DATASET RECORDS
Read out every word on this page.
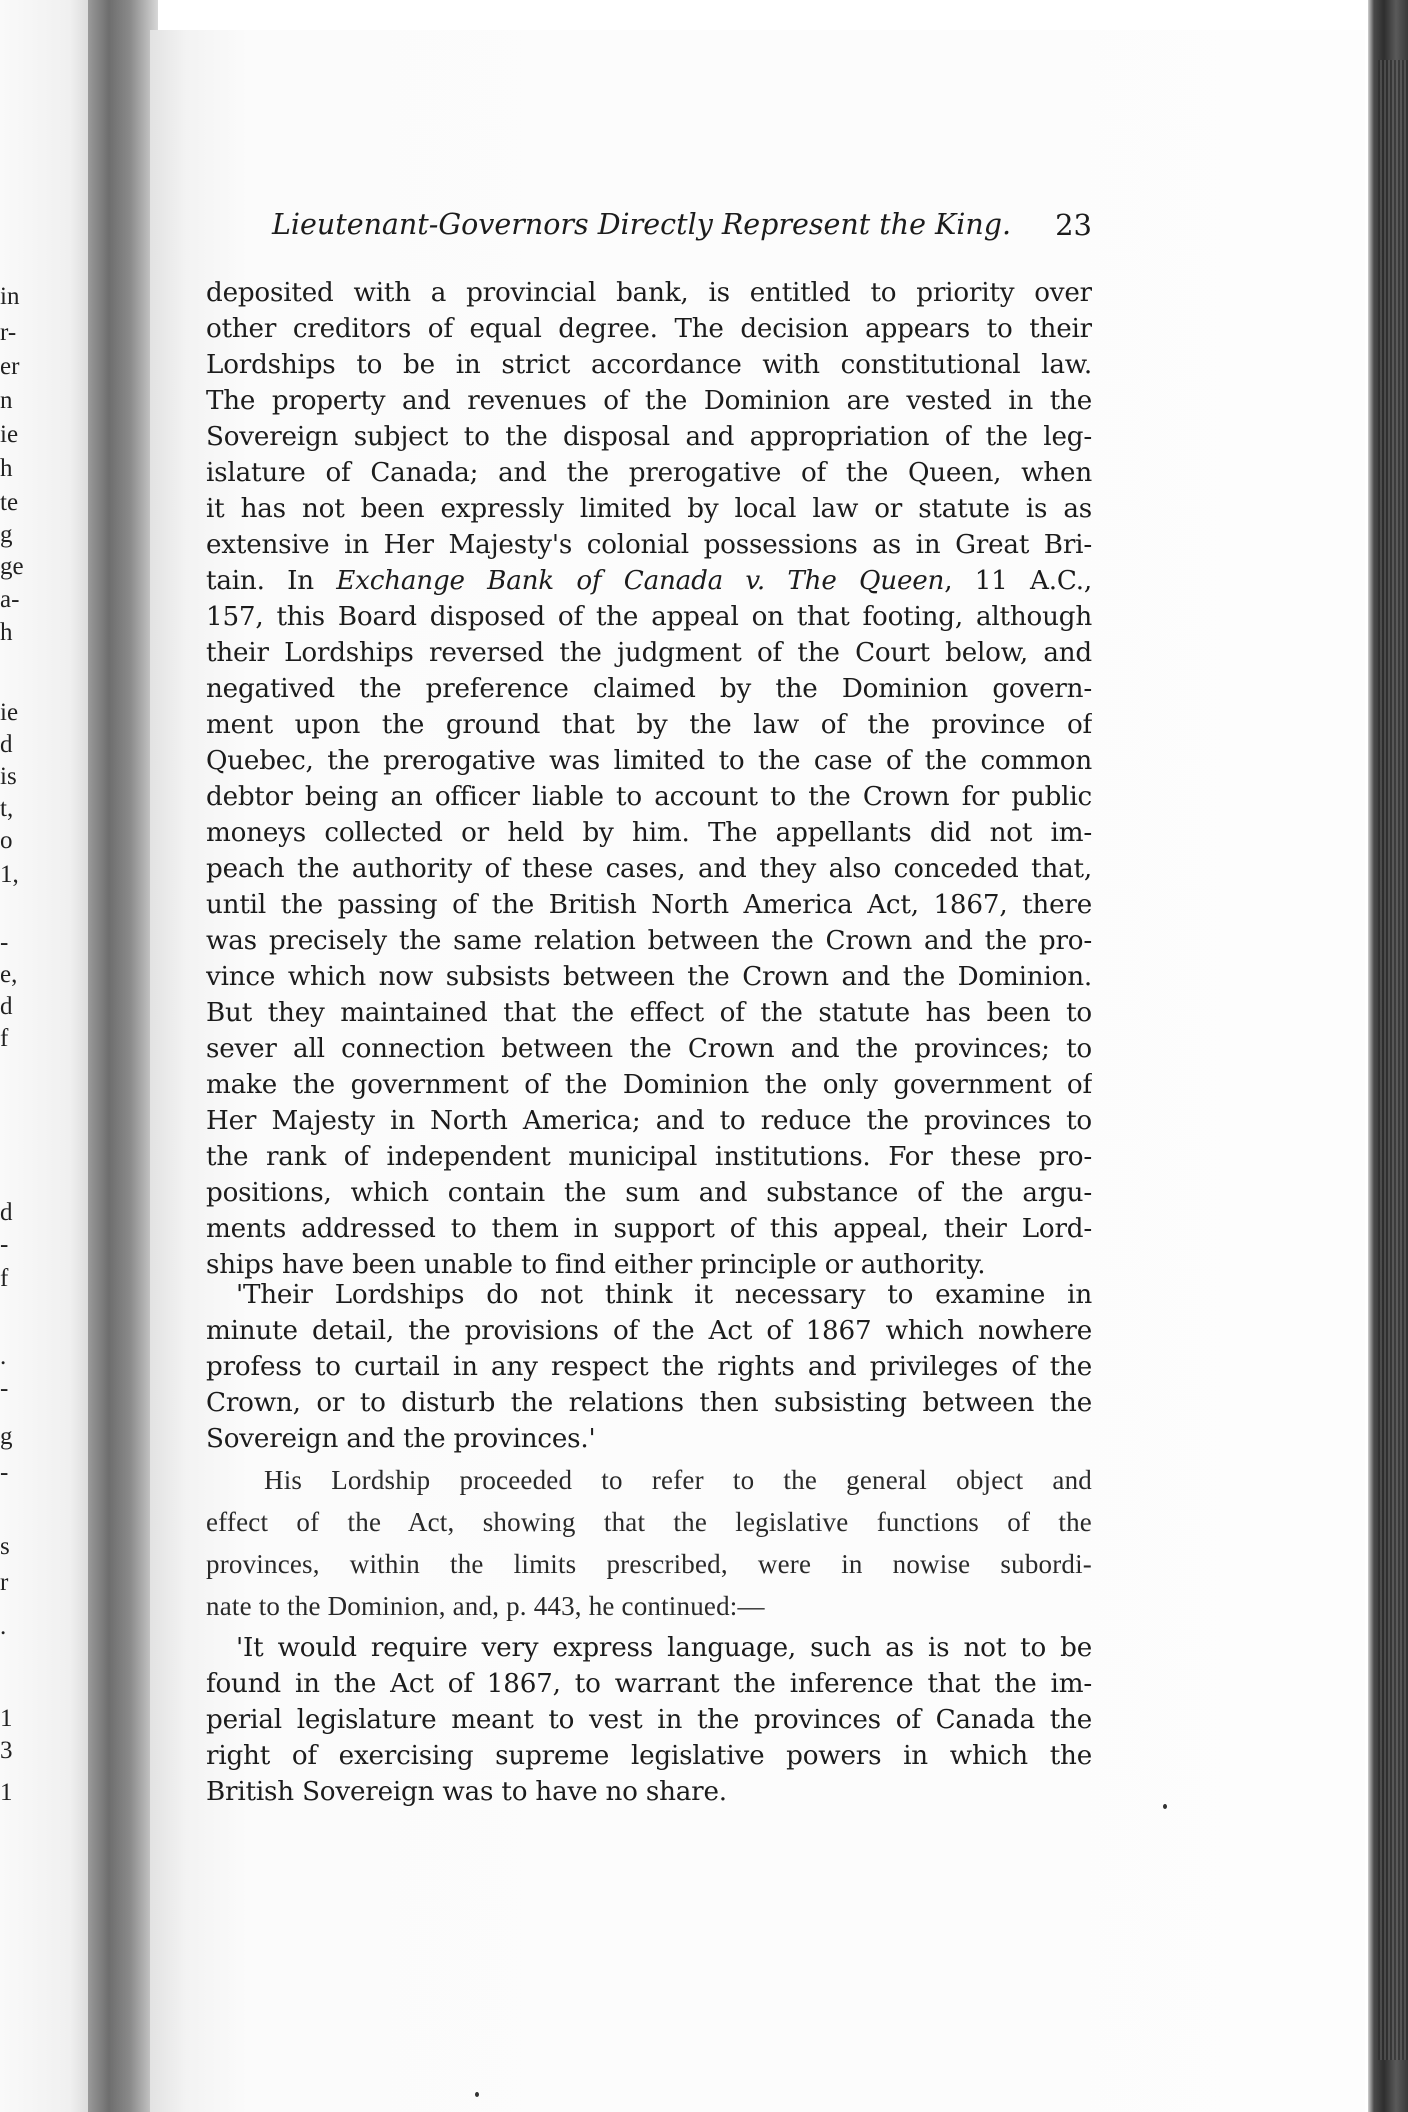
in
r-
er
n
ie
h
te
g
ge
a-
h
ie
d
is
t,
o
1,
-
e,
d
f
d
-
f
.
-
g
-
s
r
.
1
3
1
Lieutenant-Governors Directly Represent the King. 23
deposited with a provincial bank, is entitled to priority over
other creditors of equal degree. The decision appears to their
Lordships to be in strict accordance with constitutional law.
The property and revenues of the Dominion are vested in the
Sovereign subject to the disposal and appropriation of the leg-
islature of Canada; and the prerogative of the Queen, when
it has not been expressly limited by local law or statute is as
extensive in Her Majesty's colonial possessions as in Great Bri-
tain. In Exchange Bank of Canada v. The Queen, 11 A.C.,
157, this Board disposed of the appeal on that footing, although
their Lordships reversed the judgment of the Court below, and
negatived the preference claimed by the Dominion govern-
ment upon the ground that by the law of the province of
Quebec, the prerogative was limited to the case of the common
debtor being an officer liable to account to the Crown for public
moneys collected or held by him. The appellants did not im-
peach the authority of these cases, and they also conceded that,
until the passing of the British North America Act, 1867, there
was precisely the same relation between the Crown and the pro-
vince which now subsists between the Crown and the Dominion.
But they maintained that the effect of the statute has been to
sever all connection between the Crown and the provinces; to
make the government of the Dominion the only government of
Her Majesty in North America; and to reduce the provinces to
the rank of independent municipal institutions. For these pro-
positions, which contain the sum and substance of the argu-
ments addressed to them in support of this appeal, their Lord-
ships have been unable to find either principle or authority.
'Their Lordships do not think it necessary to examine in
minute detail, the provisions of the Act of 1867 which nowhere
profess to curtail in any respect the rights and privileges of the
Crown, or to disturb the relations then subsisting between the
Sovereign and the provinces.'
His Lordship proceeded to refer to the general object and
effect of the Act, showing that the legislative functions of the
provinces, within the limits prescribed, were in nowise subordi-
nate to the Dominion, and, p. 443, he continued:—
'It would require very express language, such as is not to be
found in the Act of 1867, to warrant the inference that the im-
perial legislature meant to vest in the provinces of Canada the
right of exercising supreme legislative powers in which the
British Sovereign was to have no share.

...

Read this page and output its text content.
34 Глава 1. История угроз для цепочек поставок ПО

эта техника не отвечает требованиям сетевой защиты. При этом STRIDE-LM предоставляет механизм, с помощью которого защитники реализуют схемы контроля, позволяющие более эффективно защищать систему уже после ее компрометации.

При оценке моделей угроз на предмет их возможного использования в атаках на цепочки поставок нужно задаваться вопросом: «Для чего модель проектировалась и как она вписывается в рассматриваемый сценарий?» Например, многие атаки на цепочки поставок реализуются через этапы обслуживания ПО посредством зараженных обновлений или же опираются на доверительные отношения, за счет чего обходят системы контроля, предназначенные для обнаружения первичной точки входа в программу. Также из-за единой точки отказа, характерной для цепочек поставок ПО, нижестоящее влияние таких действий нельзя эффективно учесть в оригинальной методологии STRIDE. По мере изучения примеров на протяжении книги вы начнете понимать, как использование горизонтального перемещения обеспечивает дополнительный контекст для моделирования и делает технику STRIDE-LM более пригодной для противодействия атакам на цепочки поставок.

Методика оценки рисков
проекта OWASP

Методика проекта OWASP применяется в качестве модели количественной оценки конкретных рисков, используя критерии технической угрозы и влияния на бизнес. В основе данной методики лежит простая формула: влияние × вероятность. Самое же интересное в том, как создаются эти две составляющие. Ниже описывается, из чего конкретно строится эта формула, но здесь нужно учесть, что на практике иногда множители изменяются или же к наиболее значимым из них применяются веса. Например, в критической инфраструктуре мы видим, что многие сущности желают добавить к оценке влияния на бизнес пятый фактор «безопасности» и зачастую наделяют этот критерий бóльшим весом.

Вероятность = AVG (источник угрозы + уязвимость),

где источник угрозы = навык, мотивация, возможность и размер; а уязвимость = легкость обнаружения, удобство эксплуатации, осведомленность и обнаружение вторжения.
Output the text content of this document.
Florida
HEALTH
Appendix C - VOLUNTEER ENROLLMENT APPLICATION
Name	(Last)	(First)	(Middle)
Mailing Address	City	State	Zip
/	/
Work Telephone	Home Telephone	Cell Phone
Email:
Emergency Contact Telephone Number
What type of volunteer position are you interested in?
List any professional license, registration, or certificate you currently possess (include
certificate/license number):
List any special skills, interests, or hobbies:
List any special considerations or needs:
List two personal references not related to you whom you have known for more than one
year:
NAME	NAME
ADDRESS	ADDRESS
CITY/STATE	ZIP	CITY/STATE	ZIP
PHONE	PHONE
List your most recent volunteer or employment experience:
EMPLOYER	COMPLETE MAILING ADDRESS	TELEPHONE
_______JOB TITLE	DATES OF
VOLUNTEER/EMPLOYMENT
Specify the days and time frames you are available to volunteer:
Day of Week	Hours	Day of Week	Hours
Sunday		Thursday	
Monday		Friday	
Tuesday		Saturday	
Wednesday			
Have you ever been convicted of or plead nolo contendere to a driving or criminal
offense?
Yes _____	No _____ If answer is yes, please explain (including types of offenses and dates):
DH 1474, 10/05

WHAT YOU SHOULD DO
Report all lines of the data above that include the string "legislative".

ANSWER FOR THIS EXERCISE
effect of the Act, showing that the legislative functions of the
right of exercising supreme legislative powers in which the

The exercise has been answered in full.